--- Texto dado ---
No es así. Al contrario, a la portavoz de un gobierno, por local que sea, se le debe exigir un mínimo imprescindible de rigor semántico, además de político. No son lo mismo churras que merinas.

La tortura tiene, en el actual ordenamiento occidental, una caracterización precisa, y unas consecuencias, que la distinguen y la configuran como una forma particularmente perversa y odiosa de delito. Según la definición de la Asamblea General de las Naciones Unidas (10 de diciembre de 1984), se entiende por tortura «todo acto por el cual se inflija intencionalmente a una persona dolores o sufrimientos graves ya sean físicos o mentales, con el fin de obtener de ella o de un tercero, información o una confesión, de castigarla por un acto que haya cometido, o se sospeche que ha cometido, o de intimidar o coaccionar a esa persona o a otras. O por cualquier razón basada en cualquier tipo de discriminación, cuando dichos dolores o sufrimientos sean infligidos por un funcionario público».

No es tortura, porque los procesos y los efectos son muy diferentes, por violento que sea, cualquier ataque, agresión, etc., cometido por un particular, sea individuo o grupo, mientras no forme parte o se ampare bajo el poder público. ¿Y qué diferencia se da en ello?, preguntará Miren Azkarate desde esa visión clerical de la vida pública. Sin embargo, la distancia es enorme.

La tortura, desde las instancias de gobierno, la aplica quien está encargado del mandato de garantizar los derechos, las libertades, la neutralidad del ejercicio del poder. Sin esa premisa, ¿dónde están estos rasgos esenciales de la democracia? Si el responsable de defender nuestra integridad nos apalea, ¿qué defensa nos queda? Si nuestra seguridad está en esas manos que torturan, ¿qué seguridad ciudadana brinda el Estado? Si los derechos y libertados, para realizarse materialmente, deben estar garantizados, ¿qué garantía tenemos? ¿Qué forma de participación ciudadana o respeto a la voluntad colectiva se salva cuando el depositario del poder lo utiliza de este modo? ¿Qué reserva mental ha de hacer Azkarate para imaginar una democracia bajo esos auspicios? La existencia de la tortura, en rigor, es un signo básico que diferencia un modelo dictatorial o totalitario de un régimen político de derechos y garantías.

Pero, más allá aun, la tortura conlleva una dimensión cualitativamente más tortuosa. No es un acto aislado, ni casual, ni personal. Como apunta Marianne Juhler, asesora médica del RCT (Rehabilitation Center for Torture Victims de Copenhague), «el fin de la tortura no es matar a la víctima. La tortura es utilizada por regímenes violentos en primer término como medio de represión». Es decir, se trata de un procedimiento deliberado, decidido, auspiciado por las autoridades, para reprimir «la resistencia contra los regímenes torturadores» (Marianne Juhler).

Ello explica la impunidad con que se ejercen estas prácticas policiales, generadas por el poder. Pero, más allá de la constatación descriptiva, lo que significa es la existencia, tras la tortura, de un contencioso, de un conflicto entre la sociedad y ese poder, que por lo mismo se demuestra ilícito.

En efecto, el psicólogo sueco Charles Westin precisa: «La tortura quiebra la identidad personal, pero el objetivo principal es terminar con los movimientos colectivos. Nosotros vemos individuos psíquicamente desgarrados, lo difícil de percibir es el daño contra el movimiento colectivo». La tortura no limita sus efectos al acto individualizado, sino que recae sobre toda la sociedad que la padece. En nuestro caso, la sociedad vasca, que sufre las secuelas, la impunidad, el castigo, de una lacra policial que expresa una realidad de ocupación y dominio.

Con estos presupuestos entendemos que en Chile se procese a los torturadores y en Euskal Herria se mire (piadosa, jesuíticamente) para otro sitio.
--- Extracto de datos ---
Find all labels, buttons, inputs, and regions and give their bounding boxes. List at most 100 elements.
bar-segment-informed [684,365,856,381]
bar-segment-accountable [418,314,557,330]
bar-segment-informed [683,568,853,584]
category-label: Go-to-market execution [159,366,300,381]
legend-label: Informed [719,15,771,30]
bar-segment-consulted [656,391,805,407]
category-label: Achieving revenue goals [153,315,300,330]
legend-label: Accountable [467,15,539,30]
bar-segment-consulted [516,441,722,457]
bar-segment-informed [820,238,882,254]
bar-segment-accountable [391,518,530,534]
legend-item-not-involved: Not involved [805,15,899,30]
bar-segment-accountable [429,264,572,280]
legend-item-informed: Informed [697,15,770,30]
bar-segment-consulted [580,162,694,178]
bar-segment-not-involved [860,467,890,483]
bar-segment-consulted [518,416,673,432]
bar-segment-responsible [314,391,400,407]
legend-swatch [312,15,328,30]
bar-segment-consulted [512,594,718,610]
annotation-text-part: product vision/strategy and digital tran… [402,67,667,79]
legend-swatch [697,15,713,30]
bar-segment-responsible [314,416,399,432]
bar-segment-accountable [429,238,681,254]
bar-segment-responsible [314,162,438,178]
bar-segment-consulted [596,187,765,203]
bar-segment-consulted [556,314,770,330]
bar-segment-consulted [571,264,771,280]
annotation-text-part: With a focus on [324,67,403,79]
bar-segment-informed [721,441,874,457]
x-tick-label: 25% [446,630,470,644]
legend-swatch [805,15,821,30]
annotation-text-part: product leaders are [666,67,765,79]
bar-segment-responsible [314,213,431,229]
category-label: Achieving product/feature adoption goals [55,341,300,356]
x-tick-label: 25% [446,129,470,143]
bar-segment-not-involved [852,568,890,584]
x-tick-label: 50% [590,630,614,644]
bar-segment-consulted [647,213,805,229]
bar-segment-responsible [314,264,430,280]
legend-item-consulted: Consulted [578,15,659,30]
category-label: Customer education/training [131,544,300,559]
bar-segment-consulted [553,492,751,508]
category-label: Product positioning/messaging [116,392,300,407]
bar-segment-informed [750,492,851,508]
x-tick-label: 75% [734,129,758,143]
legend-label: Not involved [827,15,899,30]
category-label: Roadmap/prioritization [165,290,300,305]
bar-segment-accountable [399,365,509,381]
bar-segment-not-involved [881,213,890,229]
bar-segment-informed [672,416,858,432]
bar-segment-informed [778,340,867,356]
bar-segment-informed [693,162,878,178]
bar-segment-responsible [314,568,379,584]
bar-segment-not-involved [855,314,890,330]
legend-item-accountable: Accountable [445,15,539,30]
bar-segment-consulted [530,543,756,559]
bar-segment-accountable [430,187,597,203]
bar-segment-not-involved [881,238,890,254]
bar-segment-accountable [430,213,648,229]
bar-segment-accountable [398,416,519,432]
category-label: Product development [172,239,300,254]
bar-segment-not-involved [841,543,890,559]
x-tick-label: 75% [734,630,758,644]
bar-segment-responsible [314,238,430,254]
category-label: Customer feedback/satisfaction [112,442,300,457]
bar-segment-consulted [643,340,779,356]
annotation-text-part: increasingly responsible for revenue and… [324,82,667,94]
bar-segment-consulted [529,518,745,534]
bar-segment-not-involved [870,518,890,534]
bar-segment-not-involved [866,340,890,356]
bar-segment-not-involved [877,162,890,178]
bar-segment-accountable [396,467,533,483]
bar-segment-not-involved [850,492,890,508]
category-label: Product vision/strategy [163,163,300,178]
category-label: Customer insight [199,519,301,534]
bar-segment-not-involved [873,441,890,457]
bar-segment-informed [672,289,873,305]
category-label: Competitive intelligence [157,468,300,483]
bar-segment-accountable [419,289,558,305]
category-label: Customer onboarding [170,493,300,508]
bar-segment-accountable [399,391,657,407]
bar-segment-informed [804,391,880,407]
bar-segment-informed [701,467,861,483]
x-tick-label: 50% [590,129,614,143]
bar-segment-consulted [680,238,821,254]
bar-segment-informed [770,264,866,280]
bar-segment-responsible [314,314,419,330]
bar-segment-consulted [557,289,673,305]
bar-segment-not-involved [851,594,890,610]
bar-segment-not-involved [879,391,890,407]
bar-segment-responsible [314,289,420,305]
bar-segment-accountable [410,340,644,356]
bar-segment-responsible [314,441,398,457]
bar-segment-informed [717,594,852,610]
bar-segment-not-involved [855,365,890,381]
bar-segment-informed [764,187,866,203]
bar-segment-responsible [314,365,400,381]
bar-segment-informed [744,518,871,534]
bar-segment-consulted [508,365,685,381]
---
• _Lo que se pide_
En el texto sobre la tortura, ¿qué organismo formuló la definición de tortura que se cita y en qué fecha? Los ítems provienen de otra fuente.

• _Tu respuesta_
La Asamblea General de las Naciones Unidas, el 10 de diciembre de 1984.